The exercise> Where a line of the material contains the string "which", copy that line.
===
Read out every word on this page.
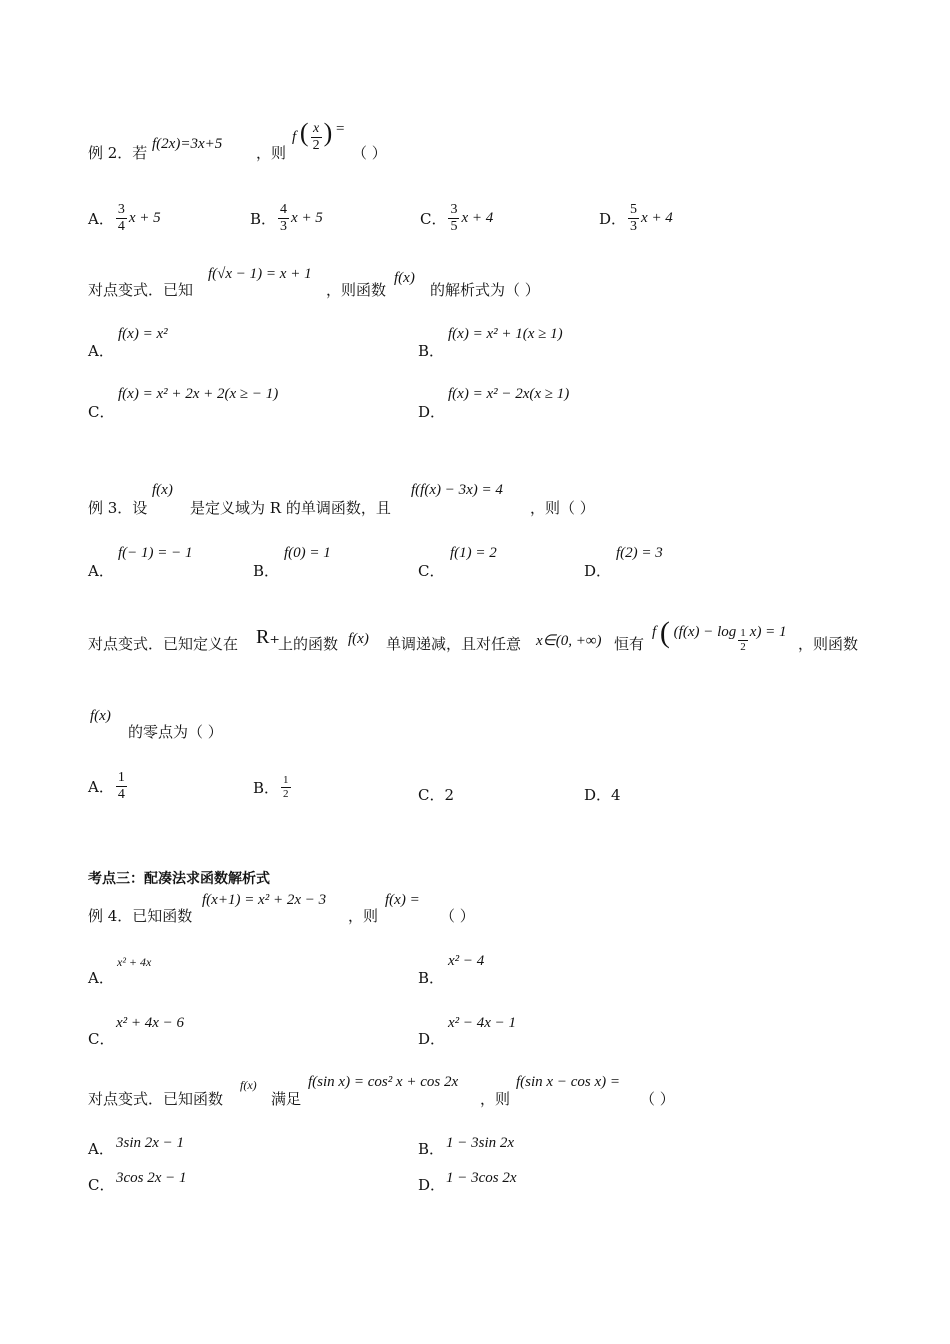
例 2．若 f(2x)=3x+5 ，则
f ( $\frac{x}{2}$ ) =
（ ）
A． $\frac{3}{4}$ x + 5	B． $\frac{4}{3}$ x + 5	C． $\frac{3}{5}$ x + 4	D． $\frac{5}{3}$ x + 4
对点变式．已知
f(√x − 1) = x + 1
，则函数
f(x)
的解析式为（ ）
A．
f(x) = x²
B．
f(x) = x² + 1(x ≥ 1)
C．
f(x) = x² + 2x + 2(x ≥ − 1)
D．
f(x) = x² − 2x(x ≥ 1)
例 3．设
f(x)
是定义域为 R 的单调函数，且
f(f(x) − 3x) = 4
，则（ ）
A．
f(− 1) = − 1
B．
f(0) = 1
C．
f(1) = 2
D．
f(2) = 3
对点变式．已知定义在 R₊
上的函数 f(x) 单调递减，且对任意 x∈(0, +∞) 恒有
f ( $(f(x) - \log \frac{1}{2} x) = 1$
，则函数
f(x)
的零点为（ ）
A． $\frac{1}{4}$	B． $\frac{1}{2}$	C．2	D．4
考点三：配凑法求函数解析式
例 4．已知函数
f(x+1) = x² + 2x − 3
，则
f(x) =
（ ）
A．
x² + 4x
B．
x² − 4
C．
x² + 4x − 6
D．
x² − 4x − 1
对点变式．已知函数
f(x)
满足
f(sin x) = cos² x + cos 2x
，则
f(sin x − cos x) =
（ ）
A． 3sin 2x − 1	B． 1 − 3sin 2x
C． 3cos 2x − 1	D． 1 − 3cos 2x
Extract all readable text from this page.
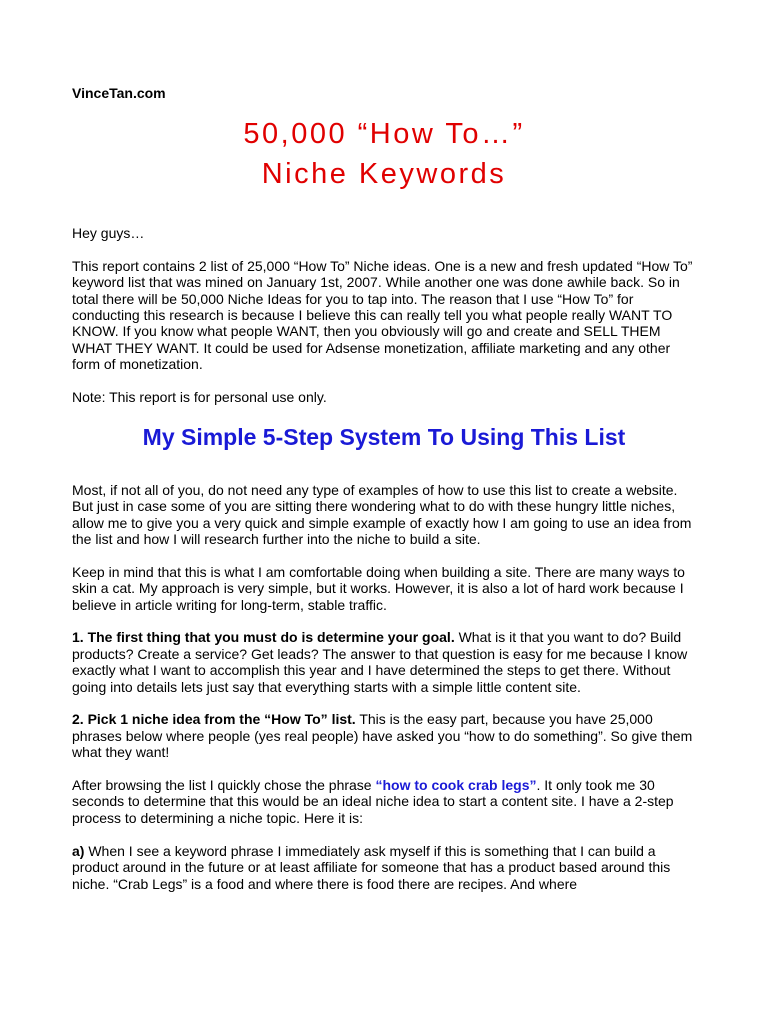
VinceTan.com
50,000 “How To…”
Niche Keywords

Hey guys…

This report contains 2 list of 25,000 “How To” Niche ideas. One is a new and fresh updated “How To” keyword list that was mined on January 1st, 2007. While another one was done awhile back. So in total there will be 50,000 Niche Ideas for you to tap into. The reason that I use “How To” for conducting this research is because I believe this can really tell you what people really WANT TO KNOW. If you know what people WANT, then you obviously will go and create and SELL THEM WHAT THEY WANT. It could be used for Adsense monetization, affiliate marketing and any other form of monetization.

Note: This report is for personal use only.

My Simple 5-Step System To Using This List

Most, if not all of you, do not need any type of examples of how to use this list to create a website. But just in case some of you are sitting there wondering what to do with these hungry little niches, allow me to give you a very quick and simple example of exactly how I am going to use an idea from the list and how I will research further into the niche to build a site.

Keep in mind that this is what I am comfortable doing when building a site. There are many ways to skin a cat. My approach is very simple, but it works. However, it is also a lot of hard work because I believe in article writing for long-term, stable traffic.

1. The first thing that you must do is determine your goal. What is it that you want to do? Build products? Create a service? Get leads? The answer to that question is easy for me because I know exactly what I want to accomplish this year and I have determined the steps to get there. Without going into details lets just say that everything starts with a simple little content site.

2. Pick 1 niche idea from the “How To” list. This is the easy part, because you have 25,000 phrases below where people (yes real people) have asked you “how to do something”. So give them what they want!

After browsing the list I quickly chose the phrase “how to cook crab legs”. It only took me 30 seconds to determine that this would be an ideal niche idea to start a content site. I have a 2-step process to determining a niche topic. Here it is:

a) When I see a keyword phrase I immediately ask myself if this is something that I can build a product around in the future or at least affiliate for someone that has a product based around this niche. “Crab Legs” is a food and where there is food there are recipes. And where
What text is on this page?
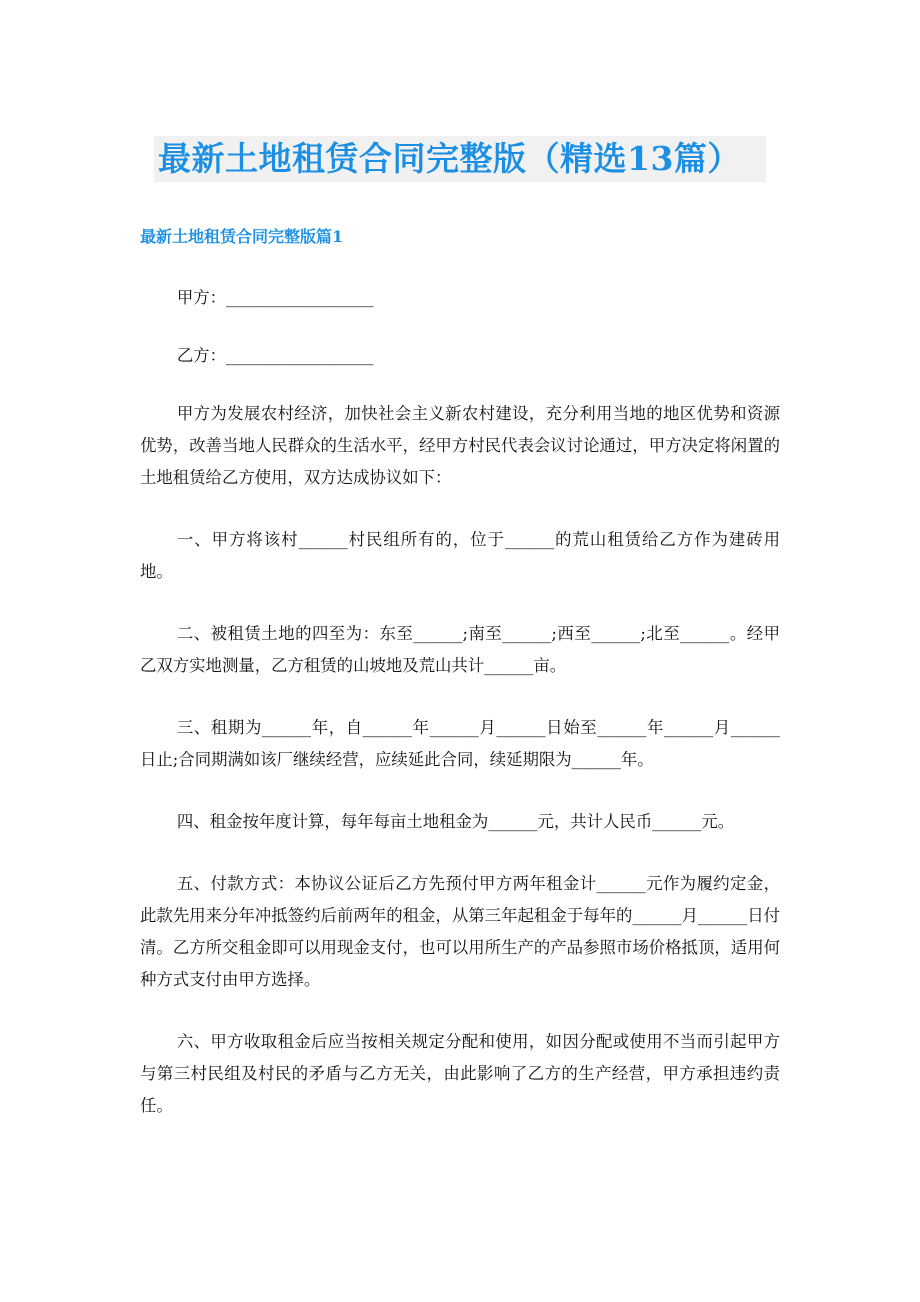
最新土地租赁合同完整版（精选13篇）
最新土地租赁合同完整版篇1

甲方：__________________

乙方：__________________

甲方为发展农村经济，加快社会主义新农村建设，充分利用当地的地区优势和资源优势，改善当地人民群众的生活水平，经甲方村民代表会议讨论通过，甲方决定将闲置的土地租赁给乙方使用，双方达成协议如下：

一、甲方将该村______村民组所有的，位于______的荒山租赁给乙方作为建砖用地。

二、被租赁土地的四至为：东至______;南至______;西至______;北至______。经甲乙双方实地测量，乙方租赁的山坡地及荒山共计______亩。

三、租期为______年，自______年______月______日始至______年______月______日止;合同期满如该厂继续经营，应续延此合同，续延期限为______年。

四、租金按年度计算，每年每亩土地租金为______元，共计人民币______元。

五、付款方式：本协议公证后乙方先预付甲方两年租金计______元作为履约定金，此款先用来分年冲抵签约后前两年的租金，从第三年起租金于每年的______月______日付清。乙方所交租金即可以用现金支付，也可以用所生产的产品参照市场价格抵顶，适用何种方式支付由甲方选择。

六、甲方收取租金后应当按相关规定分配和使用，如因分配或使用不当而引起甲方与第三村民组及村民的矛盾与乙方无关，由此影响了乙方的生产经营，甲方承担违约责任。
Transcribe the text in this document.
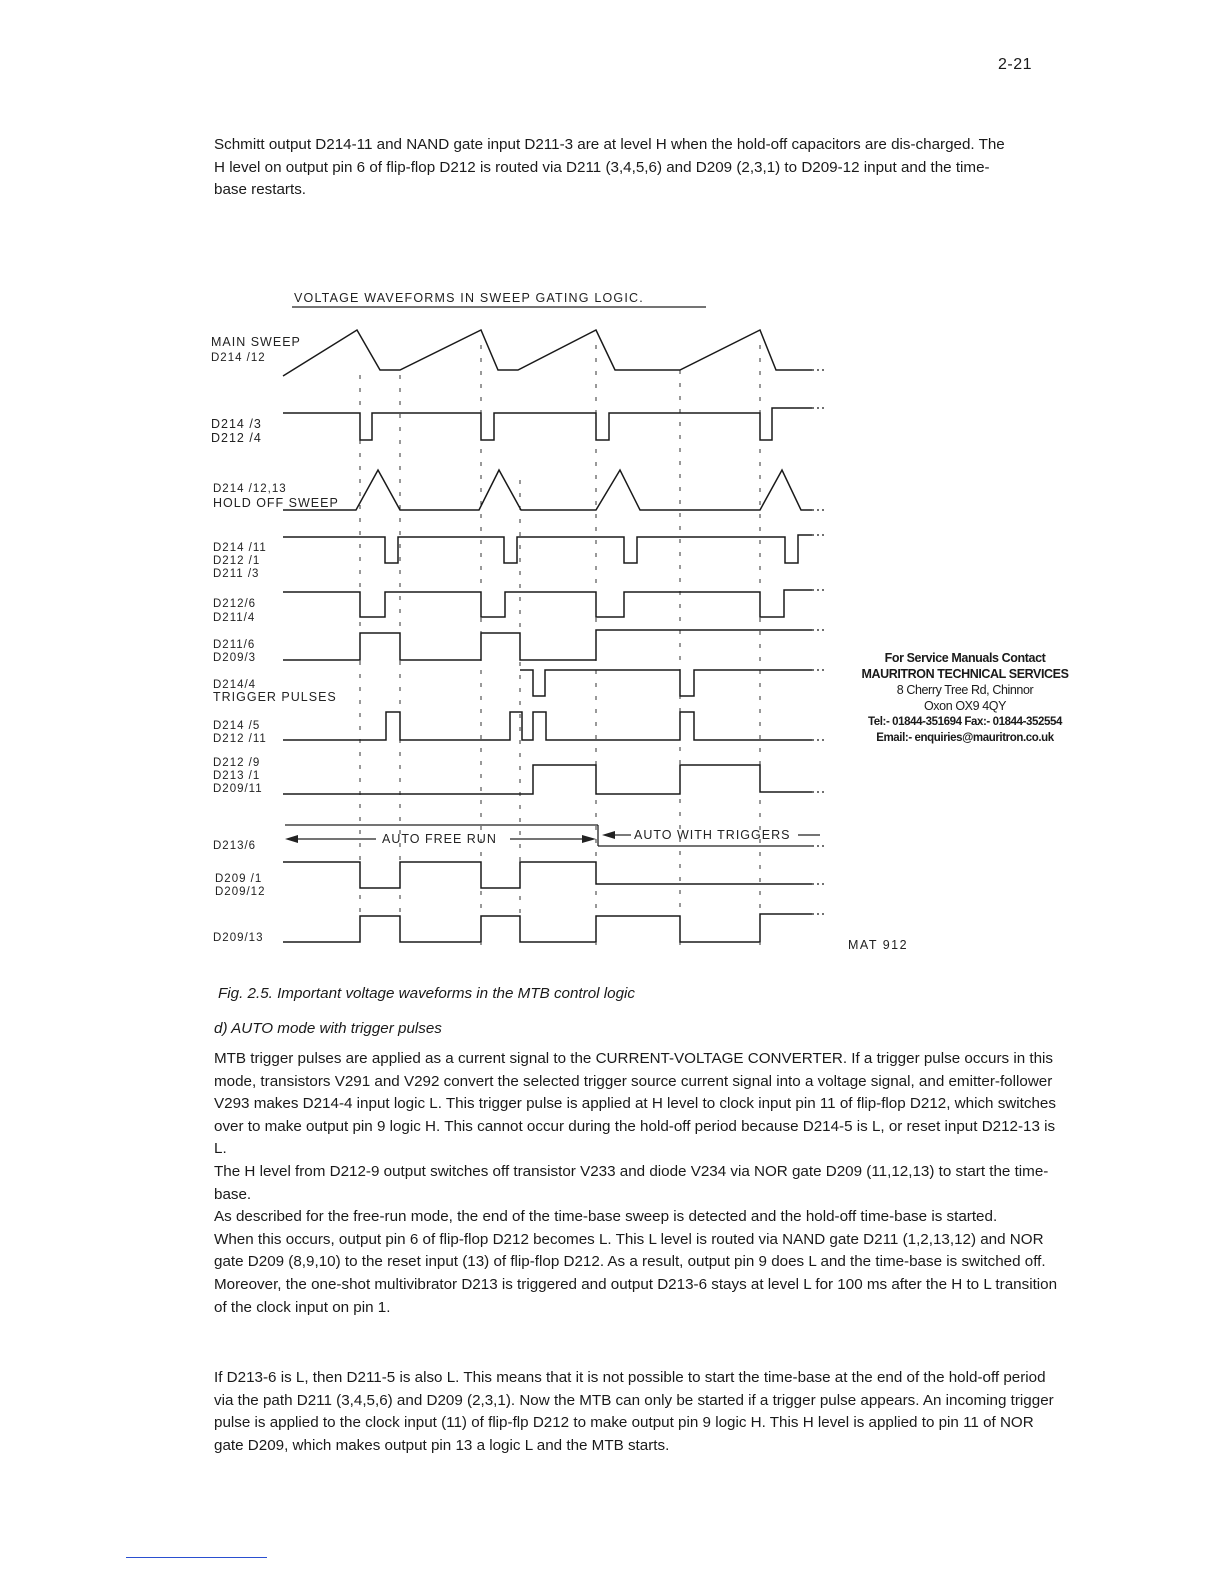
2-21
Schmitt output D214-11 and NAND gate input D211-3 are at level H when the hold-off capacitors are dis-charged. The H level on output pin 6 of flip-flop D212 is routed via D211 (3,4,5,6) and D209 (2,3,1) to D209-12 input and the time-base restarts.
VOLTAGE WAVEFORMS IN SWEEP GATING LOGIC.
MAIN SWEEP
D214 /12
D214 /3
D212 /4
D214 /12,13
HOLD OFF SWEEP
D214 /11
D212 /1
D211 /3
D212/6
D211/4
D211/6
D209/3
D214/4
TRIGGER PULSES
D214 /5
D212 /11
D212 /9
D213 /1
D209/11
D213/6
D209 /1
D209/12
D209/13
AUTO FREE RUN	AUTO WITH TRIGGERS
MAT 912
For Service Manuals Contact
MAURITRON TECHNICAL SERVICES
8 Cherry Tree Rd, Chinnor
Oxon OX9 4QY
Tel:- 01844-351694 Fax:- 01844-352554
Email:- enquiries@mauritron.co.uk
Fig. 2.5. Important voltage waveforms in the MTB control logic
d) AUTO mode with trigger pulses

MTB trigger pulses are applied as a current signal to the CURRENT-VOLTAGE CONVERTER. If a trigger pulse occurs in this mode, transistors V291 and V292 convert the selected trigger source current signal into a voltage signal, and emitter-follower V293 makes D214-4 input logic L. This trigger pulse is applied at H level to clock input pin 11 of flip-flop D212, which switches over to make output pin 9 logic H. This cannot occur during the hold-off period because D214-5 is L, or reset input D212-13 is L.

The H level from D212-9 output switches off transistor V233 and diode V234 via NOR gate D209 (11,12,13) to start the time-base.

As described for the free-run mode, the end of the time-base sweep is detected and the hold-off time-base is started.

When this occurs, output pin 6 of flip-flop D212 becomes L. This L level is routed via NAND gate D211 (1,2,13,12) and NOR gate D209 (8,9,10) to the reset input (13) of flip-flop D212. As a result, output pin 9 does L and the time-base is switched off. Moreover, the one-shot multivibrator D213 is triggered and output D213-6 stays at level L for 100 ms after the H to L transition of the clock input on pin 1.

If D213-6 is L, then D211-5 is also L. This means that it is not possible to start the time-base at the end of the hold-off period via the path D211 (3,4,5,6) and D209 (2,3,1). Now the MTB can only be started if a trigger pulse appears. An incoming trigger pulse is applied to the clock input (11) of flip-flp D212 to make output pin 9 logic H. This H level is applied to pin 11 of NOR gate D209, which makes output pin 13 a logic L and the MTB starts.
===
Task solution>
MTB trigger pulses are applied as a current signal to the CURRENT-VOLTAGE CONVERTER. If a trigger pulse occurs in this mode, transistors V291 and V292 convert the selected trigger source current signal into a voltage signal, and emitter-follower V293 makes D214-4 input logic L. This trigger pulse is applied at H level to clock input pin 11 of flip-flop D212, which switches over to make output pin 9 logic H. This cannot occur during the hold-off period because D214-5 is L, or reset input D212-13 is L.
If D213-6 is L, then D211-5 is also L. This means that it is not possible to start the time-base at the end of the hold-off period via the path D211 (3,4,5,6) and D209 (2,3,1). Now the MTB can only be started if a trigger pulse appears. An incoming trigger pulse is applied to the clock input (11) of flip-flp D212 to make output pin 9 logic H. This H level is applied to pin 11 of NOR gate D209, which makes output pin 13 a logic L and the MTB starts.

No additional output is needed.